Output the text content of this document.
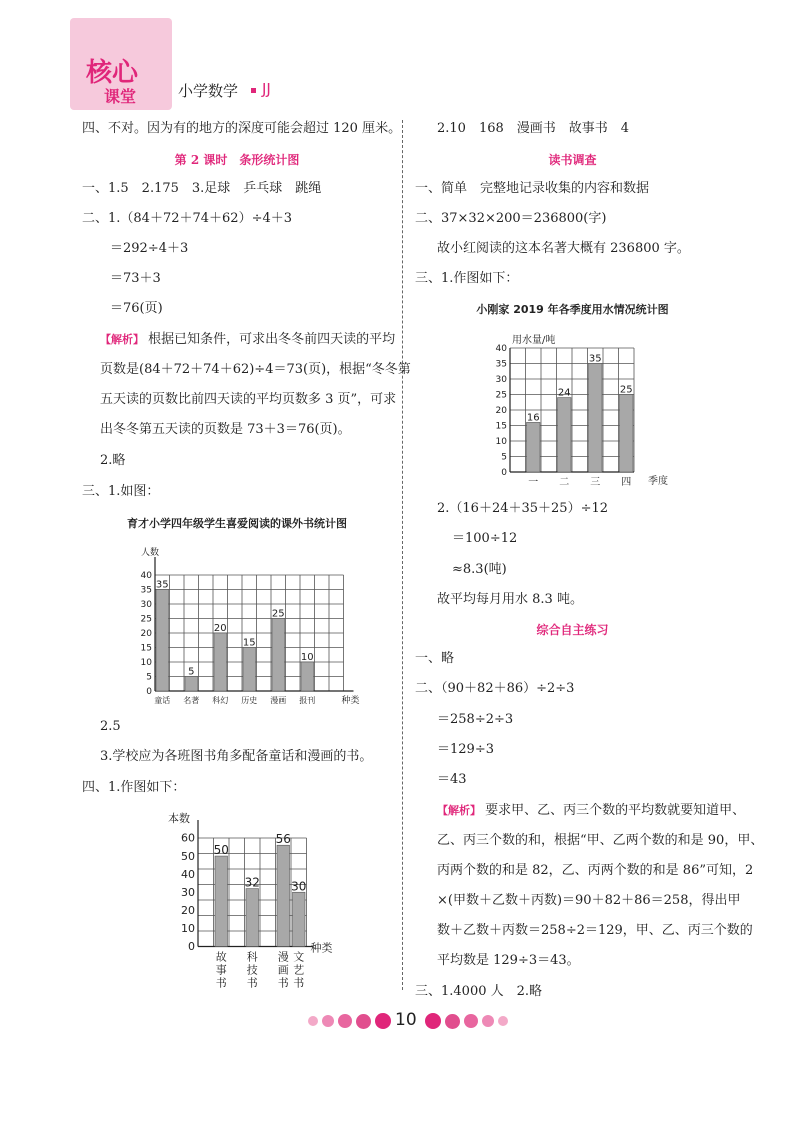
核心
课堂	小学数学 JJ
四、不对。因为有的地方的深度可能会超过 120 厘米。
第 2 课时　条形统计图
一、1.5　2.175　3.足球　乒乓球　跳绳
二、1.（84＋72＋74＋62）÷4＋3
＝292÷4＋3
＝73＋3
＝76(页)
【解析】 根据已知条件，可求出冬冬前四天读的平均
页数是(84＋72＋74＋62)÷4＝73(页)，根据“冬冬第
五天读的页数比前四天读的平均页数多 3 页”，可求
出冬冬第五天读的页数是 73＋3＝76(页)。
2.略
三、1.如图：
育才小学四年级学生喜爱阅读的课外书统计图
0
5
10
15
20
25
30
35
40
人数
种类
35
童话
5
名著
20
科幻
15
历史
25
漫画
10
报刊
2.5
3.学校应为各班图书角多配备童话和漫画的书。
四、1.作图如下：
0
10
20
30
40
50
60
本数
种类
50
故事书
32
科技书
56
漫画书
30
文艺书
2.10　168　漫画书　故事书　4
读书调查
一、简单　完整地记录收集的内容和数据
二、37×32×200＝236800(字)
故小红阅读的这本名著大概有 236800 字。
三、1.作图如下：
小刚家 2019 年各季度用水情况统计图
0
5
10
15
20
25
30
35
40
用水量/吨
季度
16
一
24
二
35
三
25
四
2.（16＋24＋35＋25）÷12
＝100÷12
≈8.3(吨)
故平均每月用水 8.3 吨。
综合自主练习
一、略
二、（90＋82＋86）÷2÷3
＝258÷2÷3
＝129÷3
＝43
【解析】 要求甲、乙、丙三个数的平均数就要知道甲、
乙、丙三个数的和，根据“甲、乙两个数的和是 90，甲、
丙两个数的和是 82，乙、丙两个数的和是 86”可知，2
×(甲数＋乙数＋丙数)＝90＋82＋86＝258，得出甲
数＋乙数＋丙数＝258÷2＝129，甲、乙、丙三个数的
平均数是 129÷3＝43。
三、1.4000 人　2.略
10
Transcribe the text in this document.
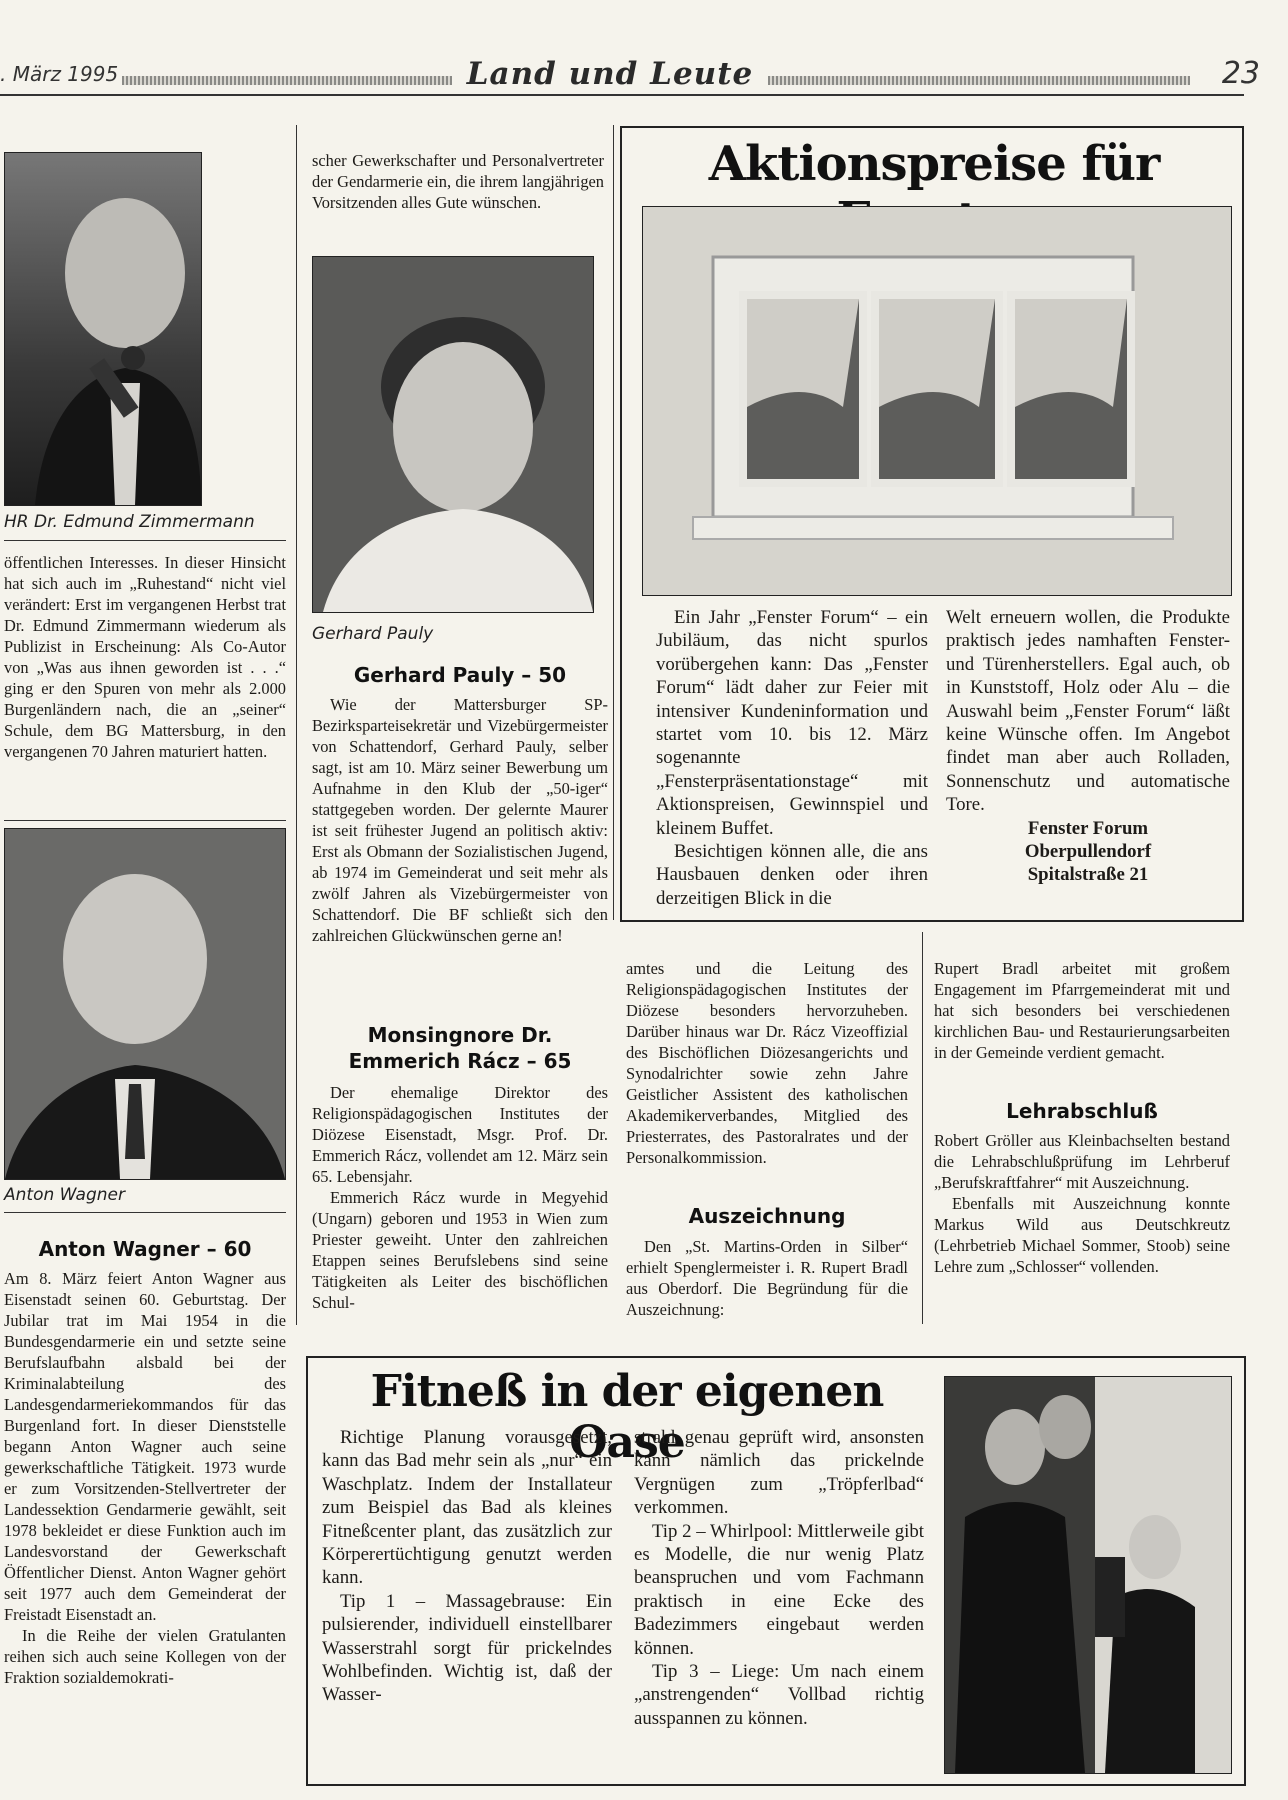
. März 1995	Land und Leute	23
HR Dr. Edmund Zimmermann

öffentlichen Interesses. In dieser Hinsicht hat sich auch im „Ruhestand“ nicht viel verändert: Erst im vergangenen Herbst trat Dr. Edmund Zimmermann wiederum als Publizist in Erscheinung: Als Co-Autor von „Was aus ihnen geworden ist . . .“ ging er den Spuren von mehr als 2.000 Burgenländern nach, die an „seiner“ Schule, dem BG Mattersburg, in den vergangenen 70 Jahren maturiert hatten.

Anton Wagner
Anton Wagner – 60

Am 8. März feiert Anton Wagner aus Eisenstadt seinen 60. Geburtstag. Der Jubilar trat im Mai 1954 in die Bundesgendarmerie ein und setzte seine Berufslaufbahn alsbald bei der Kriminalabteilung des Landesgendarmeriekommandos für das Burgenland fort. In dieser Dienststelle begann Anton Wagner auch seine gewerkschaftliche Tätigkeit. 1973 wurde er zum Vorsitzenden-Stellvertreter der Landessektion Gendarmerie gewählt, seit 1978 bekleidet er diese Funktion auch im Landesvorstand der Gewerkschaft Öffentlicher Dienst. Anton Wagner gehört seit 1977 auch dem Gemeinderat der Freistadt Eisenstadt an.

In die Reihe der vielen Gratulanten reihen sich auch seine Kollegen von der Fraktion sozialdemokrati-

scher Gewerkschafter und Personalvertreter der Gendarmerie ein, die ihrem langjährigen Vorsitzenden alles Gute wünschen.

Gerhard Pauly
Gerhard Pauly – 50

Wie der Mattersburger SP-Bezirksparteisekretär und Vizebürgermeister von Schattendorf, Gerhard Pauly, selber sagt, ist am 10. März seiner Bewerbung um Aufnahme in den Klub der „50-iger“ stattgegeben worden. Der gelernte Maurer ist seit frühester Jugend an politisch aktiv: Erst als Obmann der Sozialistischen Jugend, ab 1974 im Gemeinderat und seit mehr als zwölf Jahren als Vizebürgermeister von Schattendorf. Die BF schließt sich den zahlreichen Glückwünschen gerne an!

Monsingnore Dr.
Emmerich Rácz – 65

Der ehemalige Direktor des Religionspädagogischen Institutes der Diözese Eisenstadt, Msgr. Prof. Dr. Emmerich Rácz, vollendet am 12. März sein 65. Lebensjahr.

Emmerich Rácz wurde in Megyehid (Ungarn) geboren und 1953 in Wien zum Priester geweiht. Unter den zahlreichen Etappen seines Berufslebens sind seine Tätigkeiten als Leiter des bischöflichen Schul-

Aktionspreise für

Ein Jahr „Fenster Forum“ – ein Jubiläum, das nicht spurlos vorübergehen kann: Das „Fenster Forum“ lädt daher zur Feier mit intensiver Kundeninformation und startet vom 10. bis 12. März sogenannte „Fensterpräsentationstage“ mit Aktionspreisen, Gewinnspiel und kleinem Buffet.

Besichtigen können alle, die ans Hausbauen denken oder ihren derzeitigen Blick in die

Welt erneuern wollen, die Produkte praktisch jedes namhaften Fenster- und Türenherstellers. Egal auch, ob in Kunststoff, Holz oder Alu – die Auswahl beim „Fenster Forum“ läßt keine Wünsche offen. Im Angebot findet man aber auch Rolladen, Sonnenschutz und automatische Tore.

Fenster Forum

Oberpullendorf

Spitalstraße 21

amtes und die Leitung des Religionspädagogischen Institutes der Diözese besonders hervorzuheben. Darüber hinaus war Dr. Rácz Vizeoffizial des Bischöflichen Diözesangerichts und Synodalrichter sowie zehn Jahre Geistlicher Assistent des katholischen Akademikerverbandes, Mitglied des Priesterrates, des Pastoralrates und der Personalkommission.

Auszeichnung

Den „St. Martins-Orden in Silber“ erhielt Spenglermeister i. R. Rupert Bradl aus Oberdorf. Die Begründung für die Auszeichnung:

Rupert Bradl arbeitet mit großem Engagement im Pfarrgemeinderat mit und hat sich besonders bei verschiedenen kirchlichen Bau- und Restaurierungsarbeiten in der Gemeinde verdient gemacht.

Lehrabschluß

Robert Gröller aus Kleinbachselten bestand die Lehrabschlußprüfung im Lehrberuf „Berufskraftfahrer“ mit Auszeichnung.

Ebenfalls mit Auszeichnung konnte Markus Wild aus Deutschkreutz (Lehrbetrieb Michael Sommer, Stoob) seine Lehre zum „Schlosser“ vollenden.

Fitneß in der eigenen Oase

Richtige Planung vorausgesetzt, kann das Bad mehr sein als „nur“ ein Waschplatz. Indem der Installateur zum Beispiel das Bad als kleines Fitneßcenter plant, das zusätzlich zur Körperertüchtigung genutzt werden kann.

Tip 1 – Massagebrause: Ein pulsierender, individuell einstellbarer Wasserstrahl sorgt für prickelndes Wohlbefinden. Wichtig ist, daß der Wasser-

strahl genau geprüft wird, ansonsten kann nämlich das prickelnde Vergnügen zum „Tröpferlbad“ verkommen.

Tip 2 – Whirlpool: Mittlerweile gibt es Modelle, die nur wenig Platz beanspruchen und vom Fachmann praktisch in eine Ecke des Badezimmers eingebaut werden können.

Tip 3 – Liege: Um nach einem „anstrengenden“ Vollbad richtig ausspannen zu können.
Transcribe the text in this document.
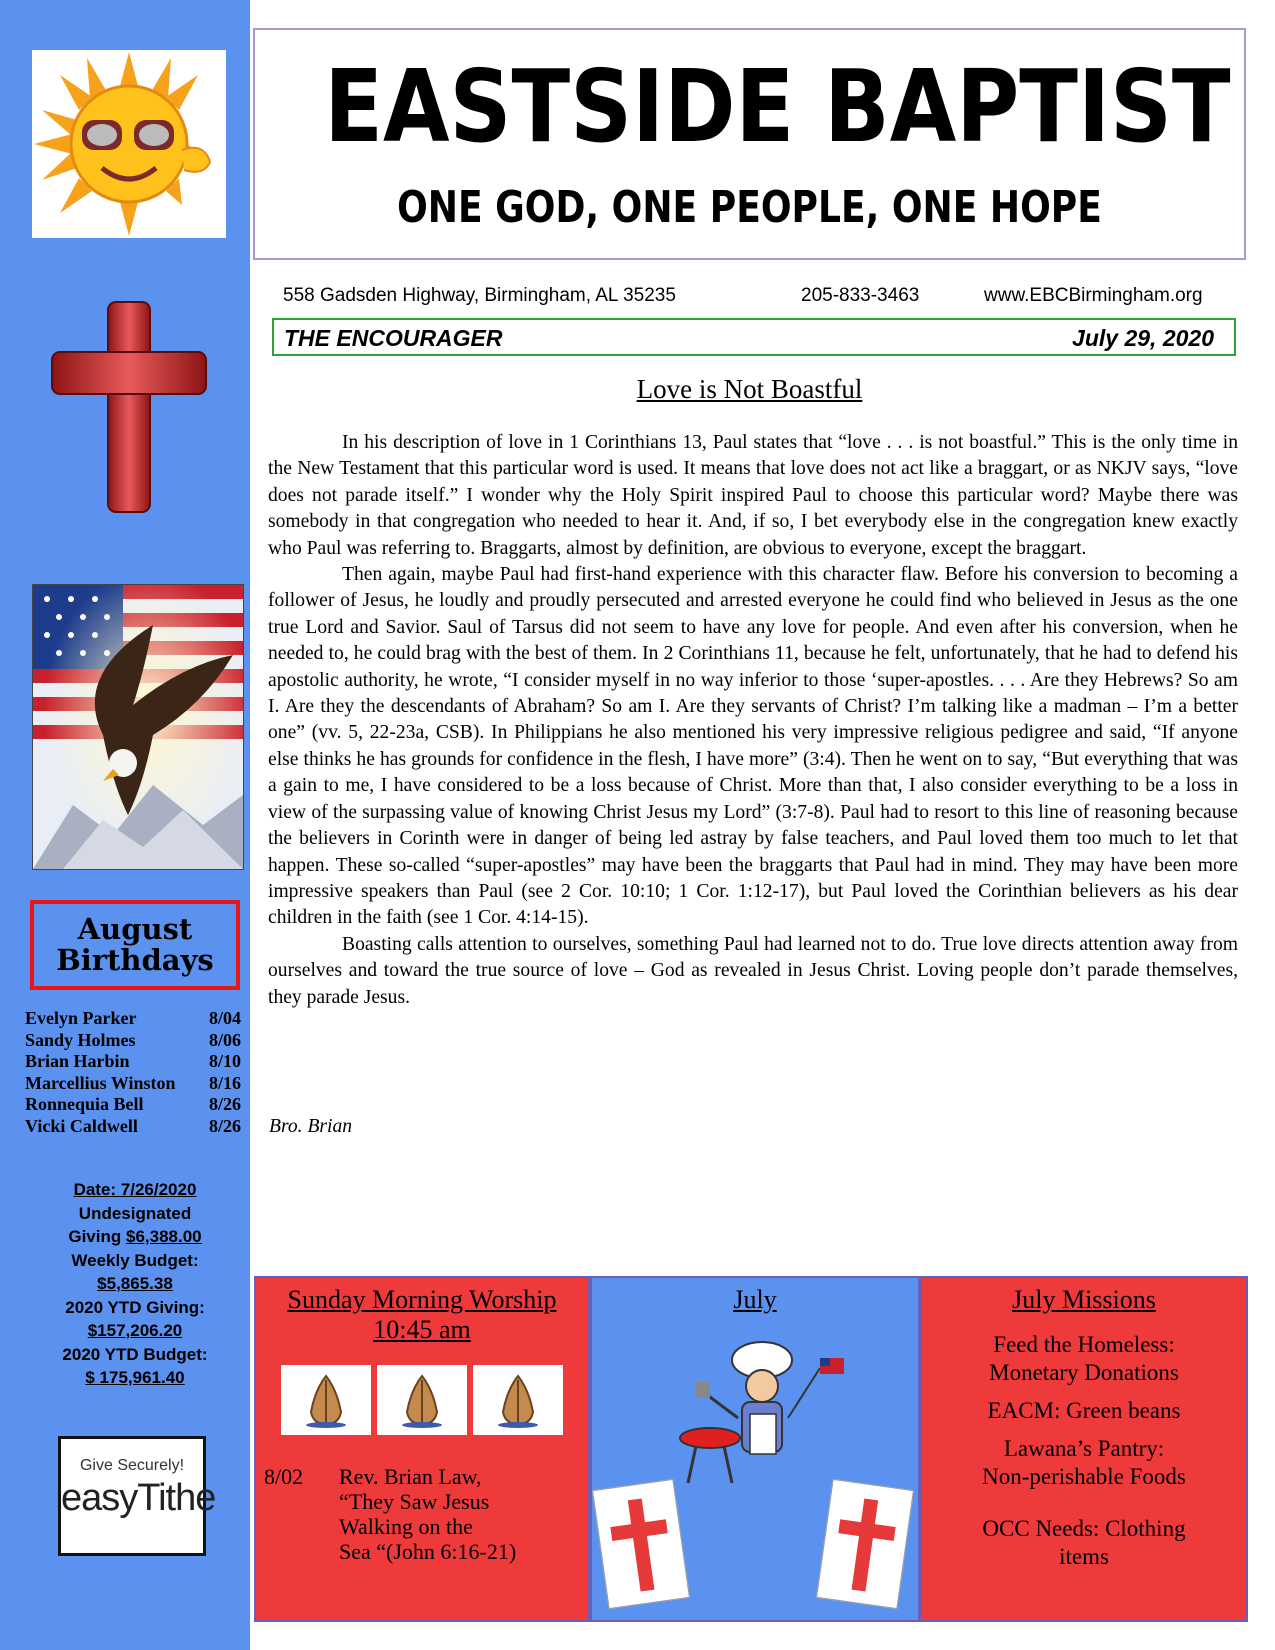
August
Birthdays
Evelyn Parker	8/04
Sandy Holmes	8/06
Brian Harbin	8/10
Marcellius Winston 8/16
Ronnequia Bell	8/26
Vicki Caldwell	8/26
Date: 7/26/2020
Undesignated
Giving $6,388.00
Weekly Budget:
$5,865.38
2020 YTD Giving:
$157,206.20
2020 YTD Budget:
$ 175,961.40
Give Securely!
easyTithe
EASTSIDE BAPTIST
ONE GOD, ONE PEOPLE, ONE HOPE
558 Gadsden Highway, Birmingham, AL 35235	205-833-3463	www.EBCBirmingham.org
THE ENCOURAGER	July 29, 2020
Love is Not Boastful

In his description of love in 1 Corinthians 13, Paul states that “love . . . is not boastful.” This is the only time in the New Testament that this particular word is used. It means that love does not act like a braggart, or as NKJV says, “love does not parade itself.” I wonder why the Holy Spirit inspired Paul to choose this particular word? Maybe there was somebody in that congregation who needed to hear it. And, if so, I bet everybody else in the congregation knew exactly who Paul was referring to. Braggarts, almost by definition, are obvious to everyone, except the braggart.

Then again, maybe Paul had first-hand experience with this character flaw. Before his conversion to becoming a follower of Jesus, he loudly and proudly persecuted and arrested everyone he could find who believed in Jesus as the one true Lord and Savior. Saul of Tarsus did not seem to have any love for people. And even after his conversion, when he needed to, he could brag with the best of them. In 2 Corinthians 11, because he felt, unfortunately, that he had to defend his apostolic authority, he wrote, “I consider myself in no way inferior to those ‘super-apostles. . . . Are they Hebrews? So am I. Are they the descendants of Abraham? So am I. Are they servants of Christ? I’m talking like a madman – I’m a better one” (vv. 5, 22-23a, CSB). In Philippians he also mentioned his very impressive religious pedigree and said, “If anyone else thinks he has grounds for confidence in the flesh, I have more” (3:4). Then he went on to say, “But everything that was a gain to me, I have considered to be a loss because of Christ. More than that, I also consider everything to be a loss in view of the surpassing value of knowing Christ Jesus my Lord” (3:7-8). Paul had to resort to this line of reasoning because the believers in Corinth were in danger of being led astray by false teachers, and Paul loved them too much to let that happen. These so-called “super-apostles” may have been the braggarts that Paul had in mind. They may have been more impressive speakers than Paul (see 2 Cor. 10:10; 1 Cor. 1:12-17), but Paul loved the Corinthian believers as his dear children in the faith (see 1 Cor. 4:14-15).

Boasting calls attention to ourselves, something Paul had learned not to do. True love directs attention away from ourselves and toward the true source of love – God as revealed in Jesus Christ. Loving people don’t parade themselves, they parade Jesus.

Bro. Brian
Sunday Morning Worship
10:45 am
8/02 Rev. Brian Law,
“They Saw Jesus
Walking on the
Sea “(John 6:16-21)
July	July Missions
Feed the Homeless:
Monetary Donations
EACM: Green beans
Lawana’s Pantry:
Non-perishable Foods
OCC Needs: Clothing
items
- - - - -
**Description of the task:** Each line in the listing above that contains "kann" should be copied.

**Output of the exercise:**
Ein Jahr „Fenster Forum“ – ein Jubiläum, das nicht spurlos vorübergehen kann: Das „Fenster Forum“ lädt daher zur Feier mit intensiver Kundeninformation und startet vom 10. bis 12. März sogenannte „Fensterpräsentationstage“ mit Aktionspreisen, Gewinnspiel und kleinem Buffet.
Richtige Planung vorausgesetzt, kann das Bad mehr sein als „nur“ ein Waschplatz. Indem der Installateur zum Beispiel das Bad als kleines Fitneßcenter plant, das zusätzlich zur Körperertüchtigung genutzt werden kann.
strahl genau geprüft wird, ansonsten kann nämlich das prickelnde Vergnügen zum „Tröpferlbad“ verkommen.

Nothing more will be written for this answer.